(Stored records)
----------------
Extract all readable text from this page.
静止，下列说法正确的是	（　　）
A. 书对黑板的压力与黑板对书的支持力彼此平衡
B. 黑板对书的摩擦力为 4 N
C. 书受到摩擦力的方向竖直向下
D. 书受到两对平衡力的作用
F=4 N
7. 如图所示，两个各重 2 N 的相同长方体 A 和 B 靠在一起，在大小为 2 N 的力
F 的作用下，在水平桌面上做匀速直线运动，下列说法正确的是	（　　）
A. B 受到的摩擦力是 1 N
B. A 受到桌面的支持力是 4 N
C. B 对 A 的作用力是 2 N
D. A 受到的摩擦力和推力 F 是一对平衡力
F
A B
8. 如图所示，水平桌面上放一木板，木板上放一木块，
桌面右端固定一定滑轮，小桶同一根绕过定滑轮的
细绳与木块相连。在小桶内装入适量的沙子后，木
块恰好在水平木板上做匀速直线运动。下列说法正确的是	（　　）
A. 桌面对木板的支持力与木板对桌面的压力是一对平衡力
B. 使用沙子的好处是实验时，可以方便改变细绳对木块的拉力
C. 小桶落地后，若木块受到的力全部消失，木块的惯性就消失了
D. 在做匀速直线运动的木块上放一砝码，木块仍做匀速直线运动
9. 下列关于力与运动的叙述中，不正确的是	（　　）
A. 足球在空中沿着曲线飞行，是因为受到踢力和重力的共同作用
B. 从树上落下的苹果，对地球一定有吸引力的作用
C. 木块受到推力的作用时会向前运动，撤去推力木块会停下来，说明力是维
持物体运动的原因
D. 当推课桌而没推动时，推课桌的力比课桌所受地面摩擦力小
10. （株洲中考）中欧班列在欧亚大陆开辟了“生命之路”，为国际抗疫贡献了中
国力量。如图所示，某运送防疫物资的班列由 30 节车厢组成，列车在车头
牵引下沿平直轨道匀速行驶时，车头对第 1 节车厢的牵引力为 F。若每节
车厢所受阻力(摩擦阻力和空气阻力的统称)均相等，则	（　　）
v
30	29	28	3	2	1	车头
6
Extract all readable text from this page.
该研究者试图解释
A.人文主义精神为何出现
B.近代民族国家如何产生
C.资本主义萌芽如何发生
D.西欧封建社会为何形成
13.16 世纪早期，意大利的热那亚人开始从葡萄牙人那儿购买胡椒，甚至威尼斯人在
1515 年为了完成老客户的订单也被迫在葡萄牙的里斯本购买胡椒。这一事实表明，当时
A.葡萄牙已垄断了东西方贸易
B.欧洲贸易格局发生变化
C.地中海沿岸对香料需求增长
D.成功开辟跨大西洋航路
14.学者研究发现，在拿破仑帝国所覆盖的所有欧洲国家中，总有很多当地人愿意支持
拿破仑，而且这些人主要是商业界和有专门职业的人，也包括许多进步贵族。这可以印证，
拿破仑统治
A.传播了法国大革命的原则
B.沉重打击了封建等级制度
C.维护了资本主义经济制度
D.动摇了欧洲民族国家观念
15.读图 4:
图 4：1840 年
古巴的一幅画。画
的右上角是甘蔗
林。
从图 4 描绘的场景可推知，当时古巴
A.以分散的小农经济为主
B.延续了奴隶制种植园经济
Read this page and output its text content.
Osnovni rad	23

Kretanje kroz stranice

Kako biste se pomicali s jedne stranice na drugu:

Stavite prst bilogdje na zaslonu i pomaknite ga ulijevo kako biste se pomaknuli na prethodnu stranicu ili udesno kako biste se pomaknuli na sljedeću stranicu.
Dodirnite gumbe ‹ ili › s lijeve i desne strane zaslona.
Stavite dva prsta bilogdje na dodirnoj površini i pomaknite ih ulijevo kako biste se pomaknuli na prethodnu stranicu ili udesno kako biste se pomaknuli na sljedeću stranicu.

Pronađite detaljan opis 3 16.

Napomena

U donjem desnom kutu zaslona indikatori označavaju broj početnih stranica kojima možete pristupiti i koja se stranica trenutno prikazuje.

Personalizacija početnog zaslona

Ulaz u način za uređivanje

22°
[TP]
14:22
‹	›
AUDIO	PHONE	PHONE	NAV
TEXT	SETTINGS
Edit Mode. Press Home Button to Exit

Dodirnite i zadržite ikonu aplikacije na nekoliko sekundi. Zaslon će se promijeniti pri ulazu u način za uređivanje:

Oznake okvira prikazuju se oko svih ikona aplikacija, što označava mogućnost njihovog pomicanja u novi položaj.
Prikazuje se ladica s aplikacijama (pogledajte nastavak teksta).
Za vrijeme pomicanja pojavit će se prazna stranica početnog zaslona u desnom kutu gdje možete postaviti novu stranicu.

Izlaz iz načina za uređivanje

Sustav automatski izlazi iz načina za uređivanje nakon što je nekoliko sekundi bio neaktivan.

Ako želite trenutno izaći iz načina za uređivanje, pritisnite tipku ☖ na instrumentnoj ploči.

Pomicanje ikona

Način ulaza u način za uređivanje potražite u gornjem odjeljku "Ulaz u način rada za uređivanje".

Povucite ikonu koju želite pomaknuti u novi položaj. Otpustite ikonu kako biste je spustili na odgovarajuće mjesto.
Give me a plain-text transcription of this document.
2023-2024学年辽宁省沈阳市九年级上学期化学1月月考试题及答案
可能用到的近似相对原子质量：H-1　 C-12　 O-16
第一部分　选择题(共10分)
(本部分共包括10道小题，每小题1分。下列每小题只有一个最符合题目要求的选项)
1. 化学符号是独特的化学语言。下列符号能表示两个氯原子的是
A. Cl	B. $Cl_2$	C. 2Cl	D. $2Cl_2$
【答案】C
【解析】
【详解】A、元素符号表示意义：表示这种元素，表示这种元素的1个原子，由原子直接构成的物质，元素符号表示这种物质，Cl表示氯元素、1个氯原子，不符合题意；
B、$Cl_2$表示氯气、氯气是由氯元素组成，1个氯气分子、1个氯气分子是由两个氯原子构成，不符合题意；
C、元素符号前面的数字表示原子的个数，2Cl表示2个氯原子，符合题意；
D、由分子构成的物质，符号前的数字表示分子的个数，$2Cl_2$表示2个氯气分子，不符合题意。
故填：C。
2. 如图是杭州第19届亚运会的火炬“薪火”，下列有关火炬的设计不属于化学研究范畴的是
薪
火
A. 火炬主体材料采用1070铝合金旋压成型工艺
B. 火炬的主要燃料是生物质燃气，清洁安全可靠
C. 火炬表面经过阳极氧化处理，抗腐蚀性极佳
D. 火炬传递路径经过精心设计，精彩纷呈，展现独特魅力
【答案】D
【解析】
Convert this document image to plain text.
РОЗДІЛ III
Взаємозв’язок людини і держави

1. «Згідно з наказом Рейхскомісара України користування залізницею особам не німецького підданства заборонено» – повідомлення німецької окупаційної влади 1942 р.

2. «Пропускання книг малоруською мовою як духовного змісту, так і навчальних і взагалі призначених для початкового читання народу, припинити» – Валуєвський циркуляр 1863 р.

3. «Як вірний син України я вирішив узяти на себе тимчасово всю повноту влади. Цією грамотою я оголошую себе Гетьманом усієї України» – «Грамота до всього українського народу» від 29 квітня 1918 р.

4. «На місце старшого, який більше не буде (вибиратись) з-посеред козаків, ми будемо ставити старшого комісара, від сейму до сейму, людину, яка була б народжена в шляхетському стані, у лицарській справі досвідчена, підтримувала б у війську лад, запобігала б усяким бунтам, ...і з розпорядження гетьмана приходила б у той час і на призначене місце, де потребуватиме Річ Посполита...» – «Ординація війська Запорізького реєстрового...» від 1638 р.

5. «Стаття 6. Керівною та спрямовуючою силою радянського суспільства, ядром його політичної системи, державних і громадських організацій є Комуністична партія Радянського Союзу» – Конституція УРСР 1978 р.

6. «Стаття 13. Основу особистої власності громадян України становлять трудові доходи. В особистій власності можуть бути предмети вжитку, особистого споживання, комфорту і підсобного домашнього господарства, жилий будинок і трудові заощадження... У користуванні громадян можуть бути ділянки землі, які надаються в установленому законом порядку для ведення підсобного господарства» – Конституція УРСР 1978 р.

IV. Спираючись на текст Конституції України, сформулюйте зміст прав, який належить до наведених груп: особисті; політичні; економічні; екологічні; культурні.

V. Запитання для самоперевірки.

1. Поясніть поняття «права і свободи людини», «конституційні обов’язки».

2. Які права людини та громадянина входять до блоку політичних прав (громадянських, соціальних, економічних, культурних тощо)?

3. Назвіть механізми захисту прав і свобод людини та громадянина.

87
----------------
Scan the lines for the string "громадянина". Pick out every line that has it.

2. Які права людини та громадянина входять до блоку політичних прав (громадянських, соціальних, економічних, культурних тощо)?
3. Назвіть механізми захисту прав і свобод людини та громадянина.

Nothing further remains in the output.